Aim
Spot each line in the records below where the word "Amberlite" occurs, then copy it.

Exercise inputs

--- --- ---

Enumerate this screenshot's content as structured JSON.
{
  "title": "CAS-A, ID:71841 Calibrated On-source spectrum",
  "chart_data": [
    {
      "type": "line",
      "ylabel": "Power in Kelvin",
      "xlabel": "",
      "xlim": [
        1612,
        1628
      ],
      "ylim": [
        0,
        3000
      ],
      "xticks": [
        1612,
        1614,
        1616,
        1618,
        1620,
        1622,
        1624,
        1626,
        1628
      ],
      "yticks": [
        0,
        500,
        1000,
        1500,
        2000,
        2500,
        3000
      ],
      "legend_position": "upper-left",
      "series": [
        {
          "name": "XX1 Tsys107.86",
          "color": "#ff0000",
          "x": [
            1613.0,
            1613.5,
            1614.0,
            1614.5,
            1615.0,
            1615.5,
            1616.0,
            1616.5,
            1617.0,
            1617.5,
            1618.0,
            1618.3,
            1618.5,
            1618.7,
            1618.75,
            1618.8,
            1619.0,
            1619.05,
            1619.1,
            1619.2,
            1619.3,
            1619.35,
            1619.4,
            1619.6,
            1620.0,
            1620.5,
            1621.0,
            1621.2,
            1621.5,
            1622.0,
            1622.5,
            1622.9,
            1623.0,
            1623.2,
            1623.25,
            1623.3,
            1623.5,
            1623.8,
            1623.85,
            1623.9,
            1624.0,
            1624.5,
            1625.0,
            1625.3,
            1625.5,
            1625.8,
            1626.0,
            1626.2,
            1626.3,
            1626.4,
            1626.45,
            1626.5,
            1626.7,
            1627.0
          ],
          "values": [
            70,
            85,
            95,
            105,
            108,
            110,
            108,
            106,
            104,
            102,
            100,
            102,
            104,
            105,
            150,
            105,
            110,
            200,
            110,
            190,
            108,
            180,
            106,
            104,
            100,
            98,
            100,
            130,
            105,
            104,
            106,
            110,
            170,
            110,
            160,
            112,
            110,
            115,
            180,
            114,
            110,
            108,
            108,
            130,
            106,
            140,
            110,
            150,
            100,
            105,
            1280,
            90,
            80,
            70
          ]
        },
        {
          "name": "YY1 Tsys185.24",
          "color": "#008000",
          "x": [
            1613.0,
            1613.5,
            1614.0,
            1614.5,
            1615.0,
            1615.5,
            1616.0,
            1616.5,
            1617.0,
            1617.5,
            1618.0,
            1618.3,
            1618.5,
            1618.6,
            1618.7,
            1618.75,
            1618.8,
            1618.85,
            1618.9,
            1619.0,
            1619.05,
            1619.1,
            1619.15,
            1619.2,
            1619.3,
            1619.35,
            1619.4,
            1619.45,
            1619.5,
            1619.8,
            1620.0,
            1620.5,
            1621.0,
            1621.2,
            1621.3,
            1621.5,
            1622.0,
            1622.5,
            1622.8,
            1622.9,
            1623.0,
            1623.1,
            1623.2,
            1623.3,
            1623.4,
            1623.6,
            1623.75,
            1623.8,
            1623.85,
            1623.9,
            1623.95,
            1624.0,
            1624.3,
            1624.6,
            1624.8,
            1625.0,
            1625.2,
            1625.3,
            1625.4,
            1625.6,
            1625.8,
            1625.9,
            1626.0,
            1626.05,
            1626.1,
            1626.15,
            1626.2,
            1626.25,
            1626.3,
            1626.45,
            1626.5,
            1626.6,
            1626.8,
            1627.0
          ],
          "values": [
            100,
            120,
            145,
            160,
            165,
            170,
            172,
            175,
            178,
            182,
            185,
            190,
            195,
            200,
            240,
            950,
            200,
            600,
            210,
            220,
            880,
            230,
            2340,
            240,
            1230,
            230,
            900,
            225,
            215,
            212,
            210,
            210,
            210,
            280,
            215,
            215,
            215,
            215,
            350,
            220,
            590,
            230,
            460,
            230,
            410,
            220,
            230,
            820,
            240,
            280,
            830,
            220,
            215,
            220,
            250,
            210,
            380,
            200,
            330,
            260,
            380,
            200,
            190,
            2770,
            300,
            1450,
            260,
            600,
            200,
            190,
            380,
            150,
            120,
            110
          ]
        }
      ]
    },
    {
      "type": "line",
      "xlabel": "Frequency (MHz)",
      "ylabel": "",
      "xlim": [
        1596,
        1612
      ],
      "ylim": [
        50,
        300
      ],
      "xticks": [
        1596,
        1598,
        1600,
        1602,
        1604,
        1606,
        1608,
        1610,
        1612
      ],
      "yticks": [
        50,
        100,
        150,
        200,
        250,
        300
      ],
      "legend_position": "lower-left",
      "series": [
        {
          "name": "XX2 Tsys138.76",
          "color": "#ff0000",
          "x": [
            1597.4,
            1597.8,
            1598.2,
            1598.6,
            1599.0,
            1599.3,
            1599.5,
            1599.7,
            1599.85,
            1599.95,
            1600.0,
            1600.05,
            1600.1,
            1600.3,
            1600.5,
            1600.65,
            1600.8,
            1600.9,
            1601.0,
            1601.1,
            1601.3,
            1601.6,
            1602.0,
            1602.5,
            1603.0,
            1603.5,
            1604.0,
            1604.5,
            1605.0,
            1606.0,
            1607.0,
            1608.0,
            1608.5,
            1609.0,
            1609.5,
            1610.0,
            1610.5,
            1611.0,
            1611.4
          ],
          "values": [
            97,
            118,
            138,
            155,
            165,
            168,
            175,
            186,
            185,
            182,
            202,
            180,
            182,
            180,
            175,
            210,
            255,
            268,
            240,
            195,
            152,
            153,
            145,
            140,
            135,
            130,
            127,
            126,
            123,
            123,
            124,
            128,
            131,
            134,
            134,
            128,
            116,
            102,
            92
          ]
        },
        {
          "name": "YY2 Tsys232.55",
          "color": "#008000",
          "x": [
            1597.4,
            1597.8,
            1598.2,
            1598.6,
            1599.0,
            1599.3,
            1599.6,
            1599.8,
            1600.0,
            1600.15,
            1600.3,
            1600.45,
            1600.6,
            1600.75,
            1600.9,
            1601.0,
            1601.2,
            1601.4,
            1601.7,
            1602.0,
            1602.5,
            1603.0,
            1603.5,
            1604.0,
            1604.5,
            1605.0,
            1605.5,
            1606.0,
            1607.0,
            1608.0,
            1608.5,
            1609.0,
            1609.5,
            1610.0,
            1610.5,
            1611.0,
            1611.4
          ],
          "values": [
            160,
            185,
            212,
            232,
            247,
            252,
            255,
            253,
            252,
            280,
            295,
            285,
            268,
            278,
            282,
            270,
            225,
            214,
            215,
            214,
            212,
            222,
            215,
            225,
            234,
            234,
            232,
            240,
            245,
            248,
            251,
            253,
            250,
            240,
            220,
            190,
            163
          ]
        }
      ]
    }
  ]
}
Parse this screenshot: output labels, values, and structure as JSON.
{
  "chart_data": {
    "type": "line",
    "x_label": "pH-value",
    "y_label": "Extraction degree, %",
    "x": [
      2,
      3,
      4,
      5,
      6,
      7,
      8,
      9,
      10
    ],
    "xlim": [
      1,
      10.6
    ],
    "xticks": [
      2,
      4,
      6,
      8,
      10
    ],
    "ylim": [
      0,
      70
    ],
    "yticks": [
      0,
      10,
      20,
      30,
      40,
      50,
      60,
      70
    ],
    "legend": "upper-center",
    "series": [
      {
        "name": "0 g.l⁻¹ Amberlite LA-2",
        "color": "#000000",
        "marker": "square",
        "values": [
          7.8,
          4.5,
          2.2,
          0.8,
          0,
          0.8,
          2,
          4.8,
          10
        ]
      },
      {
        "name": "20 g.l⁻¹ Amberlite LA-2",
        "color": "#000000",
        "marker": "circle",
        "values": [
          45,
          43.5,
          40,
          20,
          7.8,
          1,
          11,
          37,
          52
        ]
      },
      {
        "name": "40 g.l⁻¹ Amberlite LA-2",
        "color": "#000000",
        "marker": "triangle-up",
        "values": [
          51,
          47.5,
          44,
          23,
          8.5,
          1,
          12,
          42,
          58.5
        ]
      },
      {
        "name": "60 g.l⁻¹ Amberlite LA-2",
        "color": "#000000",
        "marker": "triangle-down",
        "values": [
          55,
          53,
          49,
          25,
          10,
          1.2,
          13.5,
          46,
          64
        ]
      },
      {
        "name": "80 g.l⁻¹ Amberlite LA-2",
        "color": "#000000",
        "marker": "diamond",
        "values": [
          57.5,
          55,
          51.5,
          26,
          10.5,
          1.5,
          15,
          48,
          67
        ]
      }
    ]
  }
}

--- --- ---

Solution below
        "name": "0 g.l⁻¹ Amberlite LA-2",
        "name": "20 g.l⁻¹ Amberlite LA-2",
        "name": "40 g.l⁻¹ Amberlite LA-2",
        "name": "60 g.l⁻¹ Amberlite LA-2",
        "name": "80 g.l⁻¹ Amberlite LA-2",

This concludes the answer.